> Provided entries:
▬▬▬▬▬▬▬▬▬▬
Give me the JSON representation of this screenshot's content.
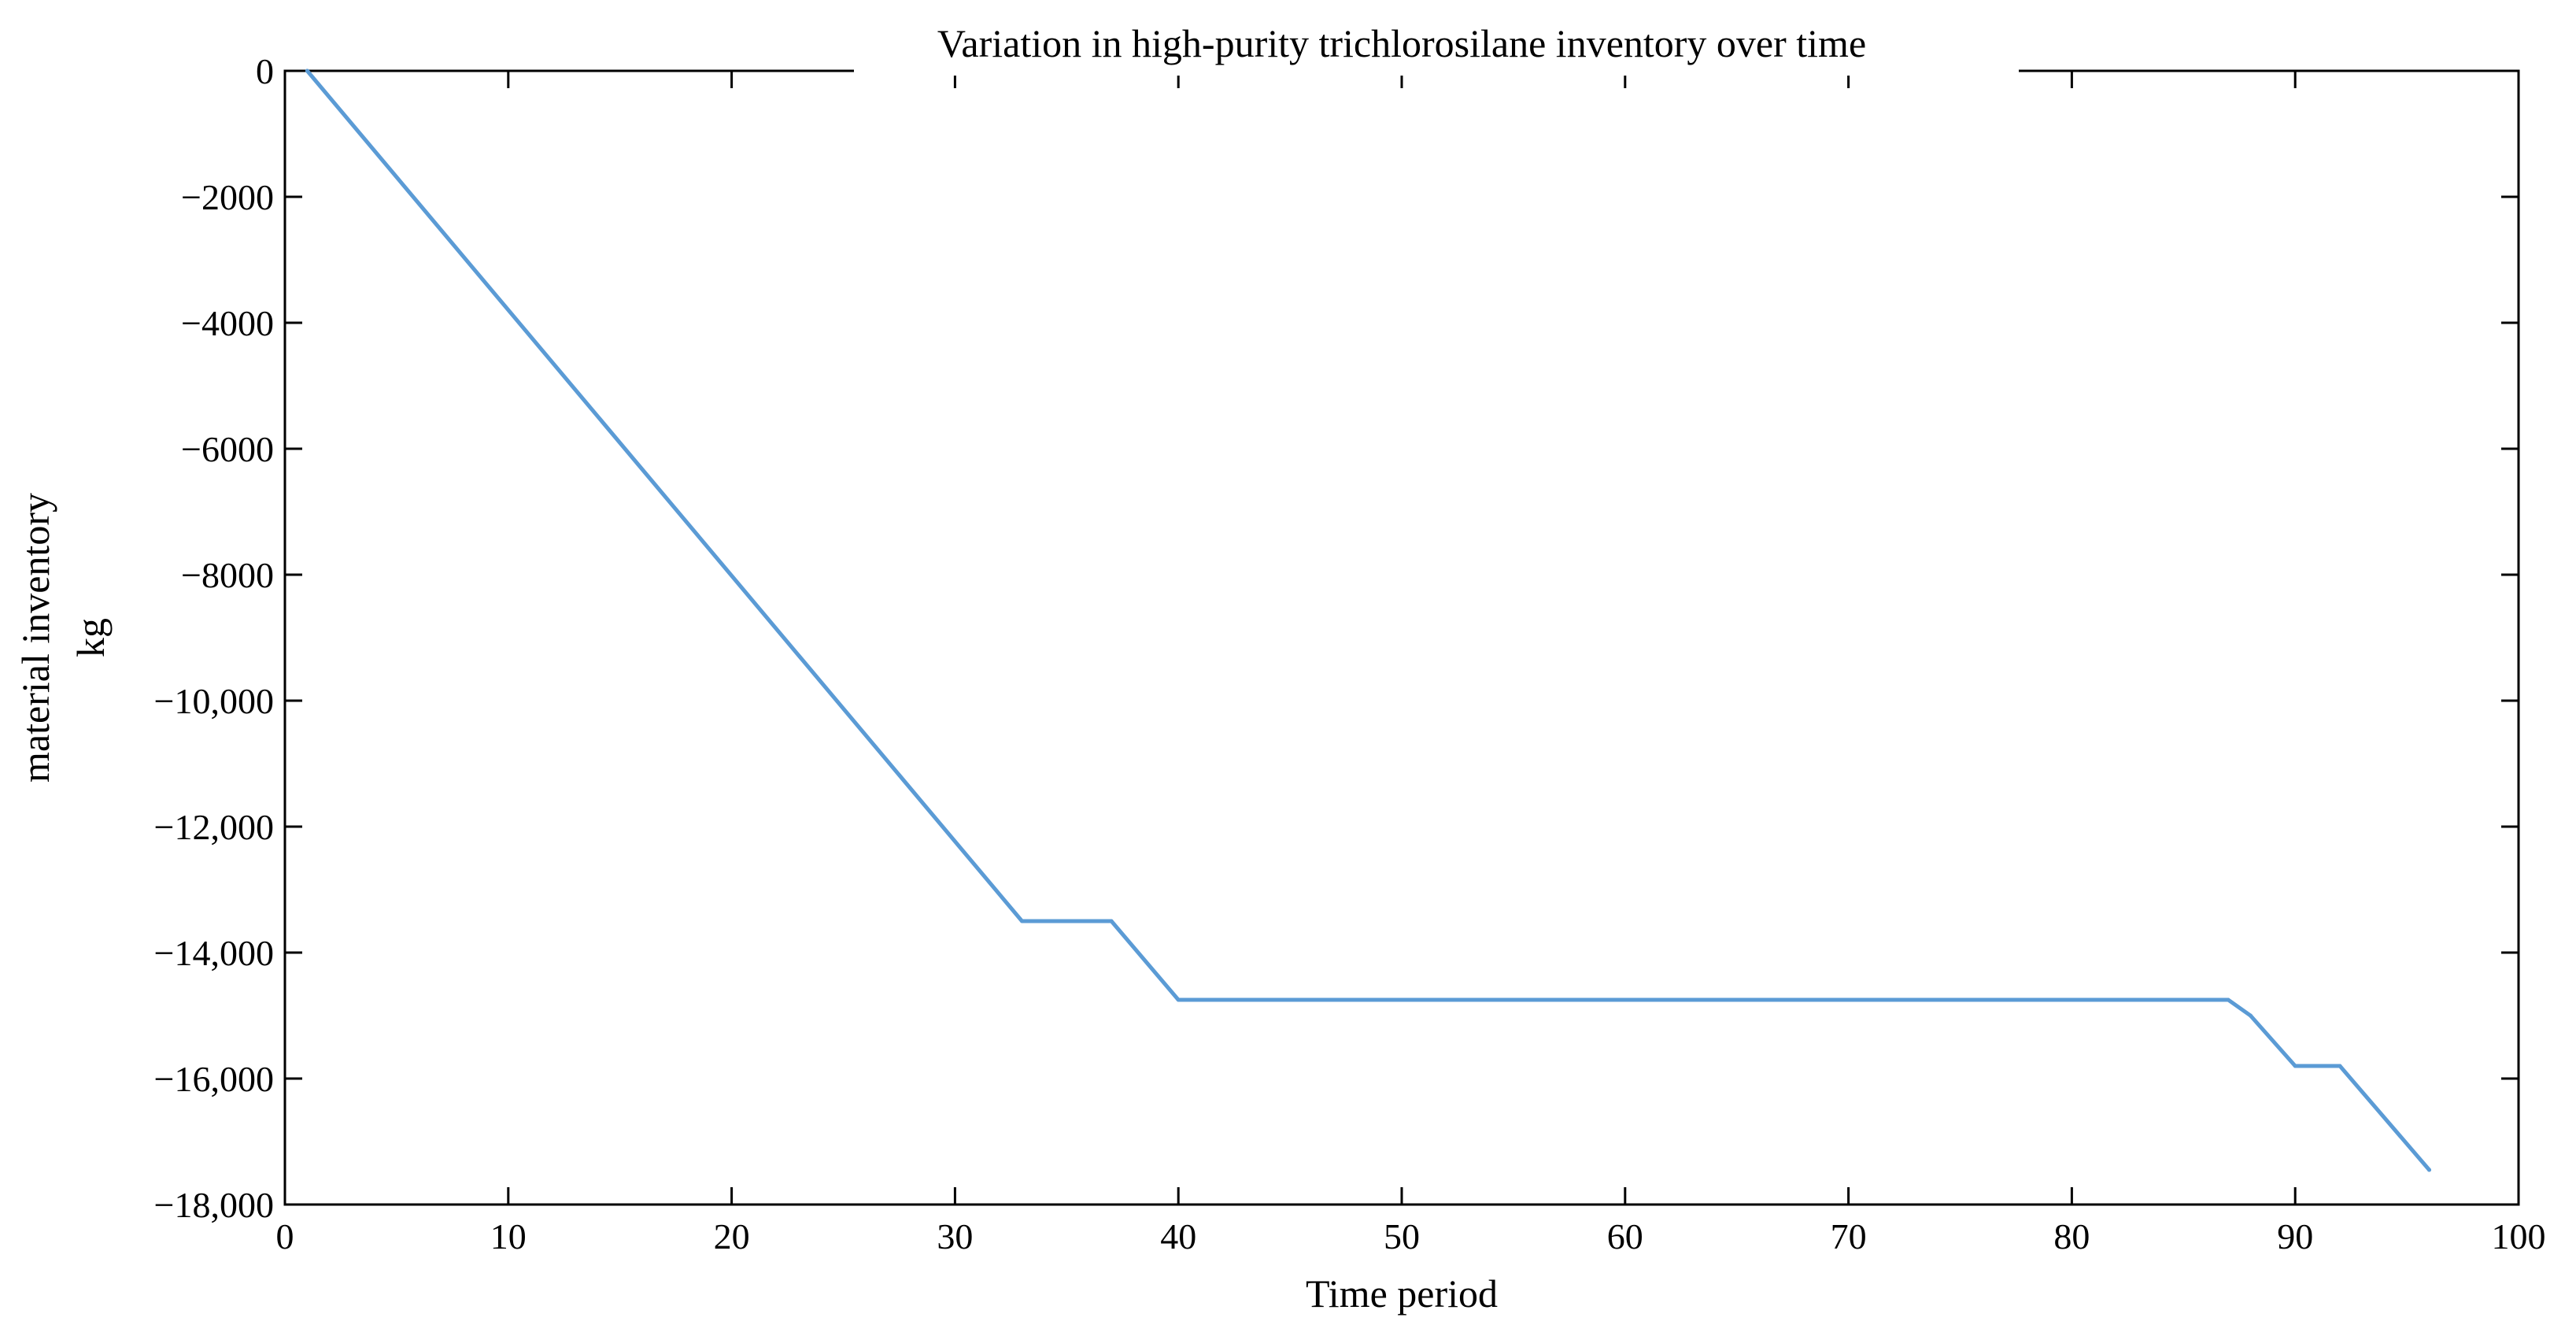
{
  "chart_data": {
    "type": "line",
    "title": "Variation in high-purity trichlorosilane inventory over time",
    "xlabel": "Time period",
    "ylabel_line1": "material inventory",
    "ylabel_line2": "kg",
    "xlim": [
      0,
      100
    ],
    "ylim": [
      -18000,
      0
    ],
    "x_ticks": [
      0,
      10,
      20,
      30,
      40,
      50,
      60,
      70,
      80,
      90,
      100
    ],
    "x_tick_labels": [
      "0",
      "10",
      "20",
      "30",
      "40",
      "50",
      "60",
      "70",
      "80",
      "90",
      "100"
    ],
    "y_ticks": [
      0,
      -2000,
      -4000,
      -6000,
      -8000,
      -10000,
      -12000,
      -14000,
      -16000,
      -18000
    ],
    "y_tick_labels": [
      "0",
      "−2000",
      "−4000",
      "−6000",
      "−8000",
      "−10,000",
      "−12,000",
      "−14,000",
      "−16,000",
      "−18,000"
    ],
    "grid": false,
    "line_color": "#5b9bd5",
    "series": [
      {
        "x": [
          1,
          33,
          37,
          40,
          87,
          88,
          90,
          92,
          96
        ],
        "y": [
          0,
          -13500,
          -13500,
          -14750,
          -14750,
          -15000,
          -15800,
          -15800,
          -17450
        ]
      }
    ]
  }
}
▬▬▬▬▬▬▬▬▬▬
> Exercise:
Go through the material above and copy each line that has the word "inventory".

> Solution for this exercise:
    "title": "Variation in high-purity trichlorosilane inventory over time",
    "ylabel_line1": "material inventory",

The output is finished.